◆ Task directions ◆
Transcribe the records in full, keeping every character as it is.

--- start Records supplied ---

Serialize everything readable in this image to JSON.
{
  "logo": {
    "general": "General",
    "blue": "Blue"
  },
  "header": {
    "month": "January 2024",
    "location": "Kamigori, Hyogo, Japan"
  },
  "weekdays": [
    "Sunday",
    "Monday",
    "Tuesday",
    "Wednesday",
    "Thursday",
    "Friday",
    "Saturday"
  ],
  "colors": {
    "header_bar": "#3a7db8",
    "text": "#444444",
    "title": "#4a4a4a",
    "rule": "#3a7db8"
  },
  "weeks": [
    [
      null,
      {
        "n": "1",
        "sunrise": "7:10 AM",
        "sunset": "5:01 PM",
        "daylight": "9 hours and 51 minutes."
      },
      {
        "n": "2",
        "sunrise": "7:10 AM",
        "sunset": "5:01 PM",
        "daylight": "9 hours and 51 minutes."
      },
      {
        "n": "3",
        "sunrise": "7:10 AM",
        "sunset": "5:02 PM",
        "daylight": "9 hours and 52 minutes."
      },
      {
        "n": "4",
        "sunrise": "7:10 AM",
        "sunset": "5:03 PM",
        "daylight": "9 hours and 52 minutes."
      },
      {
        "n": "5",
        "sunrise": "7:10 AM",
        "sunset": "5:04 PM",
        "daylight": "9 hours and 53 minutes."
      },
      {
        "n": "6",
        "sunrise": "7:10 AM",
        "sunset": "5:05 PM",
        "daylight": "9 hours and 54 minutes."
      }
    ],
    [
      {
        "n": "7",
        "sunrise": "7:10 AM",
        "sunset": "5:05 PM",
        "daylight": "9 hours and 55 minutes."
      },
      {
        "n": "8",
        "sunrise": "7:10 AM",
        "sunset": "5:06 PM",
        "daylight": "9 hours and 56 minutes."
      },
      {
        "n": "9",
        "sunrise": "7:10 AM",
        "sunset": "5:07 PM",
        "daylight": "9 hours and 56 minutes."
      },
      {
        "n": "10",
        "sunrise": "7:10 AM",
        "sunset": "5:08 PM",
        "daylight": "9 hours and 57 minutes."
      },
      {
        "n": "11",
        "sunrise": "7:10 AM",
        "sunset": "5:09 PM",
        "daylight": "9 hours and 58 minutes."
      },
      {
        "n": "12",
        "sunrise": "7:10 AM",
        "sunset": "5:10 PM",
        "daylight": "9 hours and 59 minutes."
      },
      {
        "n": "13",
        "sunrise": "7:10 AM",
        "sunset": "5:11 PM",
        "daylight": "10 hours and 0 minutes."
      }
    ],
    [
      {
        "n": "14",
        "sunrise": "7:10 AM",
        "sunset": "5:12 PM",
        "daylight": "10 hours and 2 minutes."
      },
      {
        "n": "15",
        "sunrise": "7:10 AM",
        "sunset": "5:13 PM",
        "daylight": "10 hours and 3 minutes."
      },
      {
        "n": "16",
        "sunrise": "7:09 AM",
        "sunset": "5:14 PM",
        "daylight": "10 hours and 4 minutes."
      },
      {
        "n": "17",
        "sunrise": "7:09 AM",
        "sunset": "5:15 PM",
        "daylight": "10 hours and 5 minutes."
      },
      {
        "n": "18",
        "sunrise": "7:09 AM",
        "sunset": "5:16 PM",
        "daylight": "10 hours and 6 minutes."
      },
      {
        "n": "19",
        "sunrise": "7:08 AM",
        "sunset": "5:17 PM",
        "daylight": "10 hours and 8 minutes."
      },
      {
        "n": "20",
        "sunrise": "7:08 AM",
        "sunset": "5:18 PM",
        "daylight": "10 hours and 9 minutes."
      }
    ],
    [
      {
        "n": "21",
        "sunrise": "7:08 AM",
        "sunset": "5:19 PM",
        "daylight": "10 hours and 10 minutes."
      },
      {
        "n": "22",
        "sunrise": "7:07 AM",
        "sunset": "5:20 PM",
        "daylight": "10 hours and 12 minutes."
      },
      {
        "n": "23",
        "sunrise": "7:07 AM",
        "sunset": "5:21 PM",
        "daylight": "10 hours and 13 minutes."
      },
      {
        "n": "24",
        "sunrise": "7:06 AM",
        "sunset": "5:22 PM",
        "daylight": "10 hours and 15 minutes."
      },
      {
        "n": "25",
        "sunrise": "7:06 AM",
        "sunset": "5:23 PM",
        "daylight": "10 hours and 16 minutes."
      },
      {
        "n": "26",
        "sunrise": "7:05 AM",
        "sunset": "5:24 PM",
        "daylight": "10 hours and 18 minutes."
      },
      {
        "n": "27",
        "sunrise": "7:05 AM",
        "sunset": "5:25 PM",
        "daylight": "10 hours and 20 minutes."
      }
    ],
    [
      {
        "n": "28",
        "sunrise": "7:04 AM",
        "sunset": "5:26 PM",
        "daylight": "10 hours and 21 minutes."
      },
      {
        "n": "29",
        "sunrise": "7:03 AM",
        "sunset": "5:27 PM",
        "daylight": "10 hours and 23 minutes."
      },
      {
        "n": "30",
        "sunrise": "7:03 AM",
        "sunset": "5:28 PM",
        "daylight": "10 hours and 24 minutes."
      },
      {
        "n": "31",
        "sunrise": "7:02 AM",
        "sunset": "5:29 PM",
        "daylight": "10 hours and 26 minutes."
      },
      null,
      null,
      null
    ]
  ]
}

--- end Records supplied ---

◆ Finished exercise ◆
Serialize everything readable in this image to JSON.
{
  "logo": {
    "general": "General",
    "blue": "Blue"
  },
  "header": {
    "month": "January 2024",
    "location": "Kamigori, Hyogo, Japan"
  },
  "weekdays": [
    "Sunday",
    "Monday",
    "Tuesday",
    "Wednesday",
    "Thursday",
    "Friday",
    "Saturday"
  ],
  "colors": {
    "header_bar": "#3a7db8",
    "text": "#444444",
    "title": "#4a4a4a",
    "rule": "#3a7db8"
  },
  "weeks": [
    [
      null,
      {
        "n": "1",
        "sunrise": "7:10 AM",
        "sunset": "5:01 PM",
        "daylight": "9 hours and 51 minutes."
      },
      {
        "n": "2",
        "sunrise": "7:10 AM",
        "sunset": "5:01 PM",
        "daylight": "9 hours and 51 minutes."
      },
      {
        "n": "3",
        "sunrise": "7:10 AM",
        "sunset": "5:02 PM",
        "daylight": "9 hours and 52 minutes."
      },
      {
        "n": "4",
        "sunrise": "7:10 AM",
        "sunset": "5:03 PM",
        "daylight": "9 hours and 52 minutes."
      },
      {
        "n": "5",
        "sunrise": "7:10 AM",
        "sunset": "5:04 PM",
        "daylight": "9 hours and 53 minutes."
      },
      {
        "n": "6",
        "sunrise": "7:10 AM",
        "sunset": "5:05 PM",
        "daylight": "9 hours and 54 minutes."
      }
    ],
    [
      {
        "n": "7",
        "sunrise": "7:10 AM",
        "sunset": "5:05 PM",
        "daylight": "9 hours and 55 minutes."
      },
      {
        "n": "8",
        "sunrise": "7:10 AM",
        "sunset": "5:06 PM",
        "daylight": "9 hours and 56 minutes."
      },
      {
        "n": "9",
        "sunrise": "7:10 AM",
        "sunset": "5:07 PM",
        "daylight": "9 hours and 56 minutes."
      },
      {
        "n": "10",
        "sunrise": "7:10 AM",
        "sunset": "5:08 PM",
        "daylight": "9 hours and 57 minutes."
      },
      {
        "n": "11",
        "sunrise": "7:10 AM",
        "sunset": "5:09 PM",
        "daylight": "9 hours and 58 minutes."
      },
      {
        "n": "12",
        "sunrise": "7:10 AM",
        "sunset": "5:10 PM",
        "daylight": "9 hours and 59 minutes."
      },
      {
        "n": "13",
        "sunrise": "7:10 AM",
        "sunset": "5:11 PM",
        "daylight": "10 hours and 0 minutes."
      }
    ],
    [
      {
        "n": "14",
        "sunrise": "7:10 AM",
        "sunset": "5:12 PM",
        "daylight": "10 hours and 2 minutes."
      },
      {
        "n": "15",
        "sunrise": "7:10 AM",
        "sunset": "5:13 PM",
        "daylight": "10 hours and 3 minutes."
      },
      {
        "n": "16",
        "sunrise": "7:09 AM",
        "sunset": "5:14 PM",
        "daylight": "10 hours and 4 minutes."
      },
      {
        "n": "17",
        "sunrise": "7:09 AM",
        "sunset": "5:15 PM",
        "daylight": "10 hours and 5 minutes."
      },
      {
        "n": "18",
        "sunrise": "7:09 AM",
        "sunset": "5:16 PM",
        "daylight": "10 hours and 6 minutes."
      },
      {
        "n": "19",
        "sunrise": "7:08 AM",
        "sunset": "5:17 PM",
        "daylight": "10 hours and 8 minutes."
      },
      {
        "n": "20",
        "sunrise": "7:08 AM",
        "sunset": "5:18 PM",
        "daylight": "10 hours and 9 minutes."
      }
    ],
    [
      {
        "n": "21",
        "sunrise": "7:08 AM",
        "sunset": "5:19 PM",
        "daylight": "10 hours and 10 minutes."
      },
      {
        "n": "22",
        "sunrise": "7:07 AM",
        "sunset": "5:20 PM",
        "daylight": "10 hours and 12 minutes."
      },
      {
        "n": "23",
        "sunrise": "7:07 AM",
        "sunset": "5:21 PM",
        "daylight": "10 hours and 13 minutes."
      },
      {
        "n": "24",
        "sunrise": "7:06 AM",
        "sunset": "5:22 PM",
        "daylight": "10 hours and 15 minutes."
      },
      {
        "n": "25",
        "sunrise": "7:06 AM",
        "sunset": "5:23 PM",
        "daylight": "10 hours and 16 minutes."
      },
      {
        "n": "26",
        "sunrise": "7:05 AM",
        "sunset": "5:24 PM",
        "daylight": "10 hours and 18 minutes."
      },
      {
        "n": "27",
        "sunrise": "7:05 AM",
        "sunset": "5:25 PM",
        "daylight": "10 hours and 20 minutes."
      }
    ],
    [
      {
        "n": "28",
        "sunrise": "7:04 AM",
        "sunset": "5:26 PM",
        "daylight": "10 hours and 21 minutes."
      },
      {
        "n": "29",
        "sunrise": "7:03 AM",
        "sunset": "5:27 PM",
        "daylight": "10 hours and 23 minutes."
      },
      {
        "n": "30",
        "sunrise": "7:03 AM",
        "sunset": "5:28 PM",
        "daylight": "10 hours and 24 minutes."
      },
      {
        "n": "31",
        "sunrise": "7:02 AM",
        "sunset": "5:29 PM",
        "daylight": "10 hours and 26 minutes."
      },
      null,
      null,
      null
    ]
  ]
}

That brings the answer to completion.